↓↓↓

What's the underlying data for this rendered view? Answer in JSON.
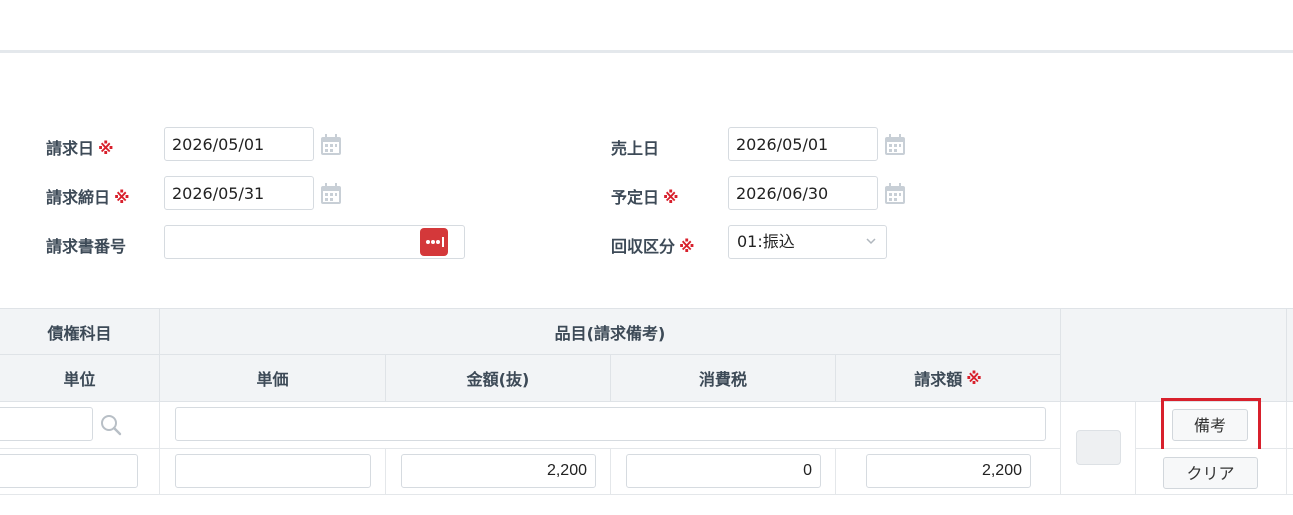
{
  "form": {
    "invoice_date": {
      "label": "請求日",
      "required": "※",
      "value": "2026/05/01"
    },
    "closing_date": {
      "label": "請求締日",
      "required": "※",
      "value": "2026/05/31"
    },
    "invoice_no": {
      "label": "請求書番号",
      "value": ""
    },
    "sales_date": {
      "label": "売上日",
      "value": "2026/05/01"
    },
    "due_date": {
      "label": "予定日",
      "required": "※",
      "value": "2026/06/30"
    },
    "collection_type": {
      "label": "回収区分",
      "required": "※",
      "value": "01:振込"
    }
  },
  "table": {
    "headers": {
      "receivable_item": "債権科目",
      "item_remarks": "品目(請求備考)",
      "unit": "単位",
      "unit_price": "単価",
      "amount": "金額(抜)",
      "tax": "消費税",
      "billing_amount": "請求額",
      "billing_required": "※"
    },
    "row": {
      "unit_price": "",
      "amount": "2,200",
      "tax": "0",
      "billing_amount": "2,200"
    },
    "buttons": {
      "remarks": "備考",
      "clear": "クリア"
    }
  },
  "colors": {
    "required": "#d8202c",
    "header_bg": "#f2f4f6",
    "dots_button": "#d4383a"
  }
}
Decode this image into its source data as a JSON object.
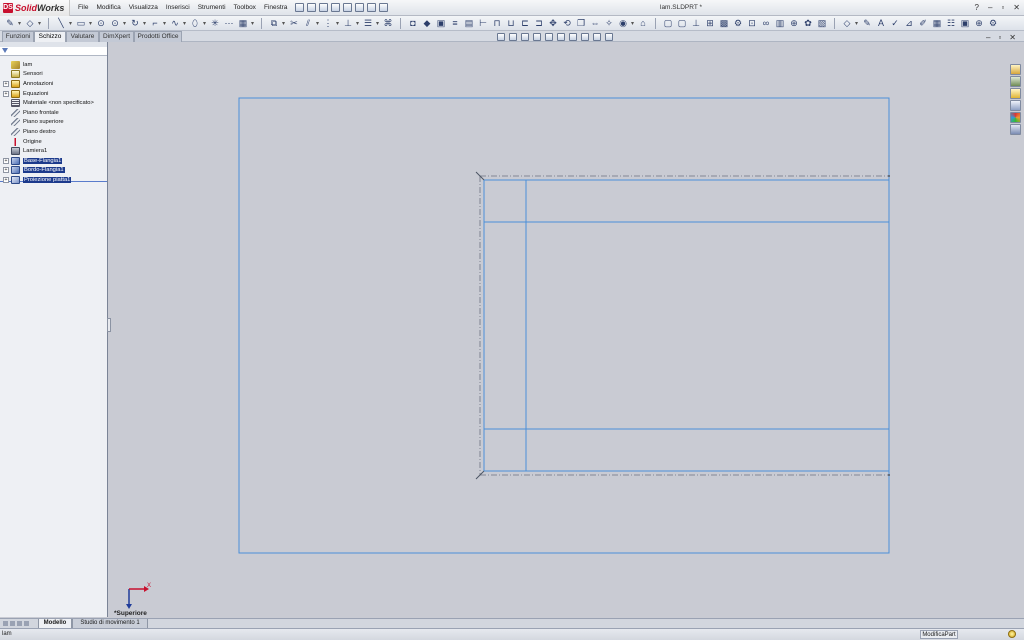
{
  "app": {
    "brand_bold": "Solid",
    "brand_rest": "Works",
    "logo_mark": "DS",
    "document_title": "lam.SLDPRT *"
  },
  "menu": [
    "File",
    "Modifica",
    "Visualizza",
    "Inserisci",
    "Strumenti",
    "Toolbox",
    "Finestra"
  ],
  "window_controls": {
    "help": "?",
    "minimize": "–",
    "restore": "▫",
    "close": "✕"
  },
  "command_tabs": [
    "Funzioni",
    "Schizzo",
    "Valutare",
    "DimXpert",
    "Prodotti Office"
  ],
  "active_command_tab": "Schizzo",
  "feature_tree": {
    "root": "lam",
    "items": [
      {
        "label": "Sensori",
        "expander": false,
        "icon": "sensor-icon",
        "selected": false
      },
      {
        "label": "Annotazioni",
        "expander": true,
        "icon": "annotations-icon",
        "selected": false
      },
      {
        "label": "Equazioni",
        "expander": true,
        "icon": "equations-icon",
        "selected": false
      },
      {
        "label": "Materiale <non specificato>",
        "expander": false,
        "icon": "material-icon",
        "selected": false
      },
      {
        "label": "Piano frontale",
        "expander": false,
        "icon": "plane-icon",
        "selected": false
      },
      {
        "label": "Piano superiore",
        "expander": false,
        "icon": "plane-icon",
        "selected": false
      },
      {
        "label": "Piano destro",
        "expander": false,
        "icon": "plane-icon",
        "selected": false
      },
      {
        "label": "Origine",
        "expander": false,
        "icon": "origin-icon",
        "selected": false
      },
      {
        "label": "Lamiera1",
        "expander": false,
        "icon": "sheet-metal-icon",
        "selected": false
      },
      {
        "label": "Base-Flangia1",
        "expander": true,
        "icon": "base-flange-icon",
        "selected": true
      },
      {
        "label": "Bordo-Flangia1",
        "expander": true,
        "icon": "edge-flange-icon",
        "selected": true
      },
      {
        "label": "Proiezione piatta1",
        "expander": true,
        "icon": "flat-pattern-icon",
        "selected": true
      }
    ]
  },
  "view": {
    "orientation_label": "*Superiore",
    "triad_x_label": "X"
  },
  "bottom_tabs": [
    "Modello",
    "Studio di movimento 1"
  ],
  "active_bottom_tab": "Modello",
  "status": {
    "document": "lam",
    "mode": "ModificaPart"
  },
  "colors": {
    "sketch_line": "#4a8fd8",
    "centerline": "#6b7280",
    "selection": "#1c3a8c",
    "canvas": "#c9cbd3"
  }
}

↑↑↑

Take the entries shown above and quote them verbatim, passing over the pictures.

What's the underlying data for this rendered view? Answer in JSON.
{
  "form": {
    "invoice_date": {
      "label": "請求日",
      "required": "※",
      "value": "2026/05/01"
    },
    "closing_date": {
      "label": "請求締日",
      "required": "※",
      "value": "2026/05/31"
    },
    "invoice_no": {
      "label": "請求書番号",
      "value": ""
    },
    "sales_date": {
      "label": "売上日",
      "value": "2026/05/01"
    },
    "due_date": {
      "label": "予定日",
      "required": "※",
      "value": "2026/06/30"
    },
    "collection_type": {
      "label": "回収区分",
      "required": "※",
      "value": "01:振込"
    }
  },
  "table": {
    "headers": {
      "receivable_item": "債権科目",
      "item_remarks": "品目(請求備考)",
      "unit": "単位",
      "unit_price": "単価",
      "amount": "金額(抜)",
      "tax": "消費税",
      "billing_amount": "請求額",
      "billing_required": "※"
    },
    "row": {
      "unit_price": "",
      "amount": "2,200",
      "tax": "0",
      "billing_amount": "2,200"
    },
    "buttons": {
      "remarks": "備考",
      "clear": "クリア"
    }
  },
  "colors": {
    "required": "#d8202c",
    "header_bg": "#f2f4f6",
    "dots_button": "#d4383a"
  }
}
Decode this image into its source data as a JSON object.
{
  "app": {
    "brand_bold": "Solid",
    "brand_rest": "Works",
    "logo_mark": "DS",
    "document_title": "lam.SLDPRT *"
  },
  "menu": [
    "File",
    "Modifica",
    "Visualizza",
    "Inserisci",
    "Strumenti",
    "Toolbox",
    "Finestra"
  ],
  "window_controls": {
    "help": "?",
    "minimize": "–",
    "restore": "▫",
    "close": "✕"
  },
  "command_tabs": [
    "Funzioni",
    "Schizzo",
    "Valutare",
    "DimXpert",
    "Prodotti Office"
  ],
  "active_command_tab": "Schizzo",
  "feature_tree": {
    "root": "lam",
    "items": [
      {
        "label": "Sensori",
        "expander": false,
        "icon": "sensor-icon",
        "selected": false
      },
      {
        "label": "Annotazioni",
        "expander": true,
        "icon": "annotations-icon",
        "selected": false
      },
      {
        "label": "Equazioni",
        "expander": true,
        "icon": "equations-icon",
        "selected": false
      },
      {
        "label": "Materiale <non specificato>",
        "expander": false,
        "icon": "material-icon",
        "selected": false
      },
      {
        "label": "Piano frontale",
        "expander": false,
        "icon": "plane-icon",
        "selected": false
      },
      {
        "label": "Piano superiore",
        "expander": false,
        "icon": "plane-icon",
        "selected": false
      },
      {
        "label": "Piano destro",
        "expander": false,
        "icon": "plane-icon",
        "selected": false
      },
      {
        "label": "Origine",
        "expander": false,
        "icon": "origin-icon",
        "selected": false
      },
      {
        "label": "Lamiera1",
        "expander": false,
        "icon": "sheet-metal-icon",
        "selected": false
      },
      {
        "label": "Base-Flangia1",
        "expander": true,
        "icon": "base-flange-icon",
        "selected": true
      },
      {
        "label": "Bordo-Flangia1",
        "expander": true,
        "icon": "edge-flange-icon",
        "selected": true
      },
      {
        "label": "Proiezione piatta1",
        "expander": true,
        "icon": "flat-pattern-icon",
        "selected": true
      }
    ]
  },
  "view": {
    "orientation_label": "*Superiore",
    "triad_x_label": "X"
  },
  "bottom_tabs": [
    "Modello",
    "Studio di movimento 1"
  ],
  "active_bottom_tab": "Modello",
  "status": {
    "document": "lam",
    "mode": "ModificaPart"
  },
  "colors": {
    "sketch_line": "#4a8fd8",
    "centerline": "#6b7280",
    "selection": "#1c3a8c",
    "canvas": "#c9cbd3"
  }
}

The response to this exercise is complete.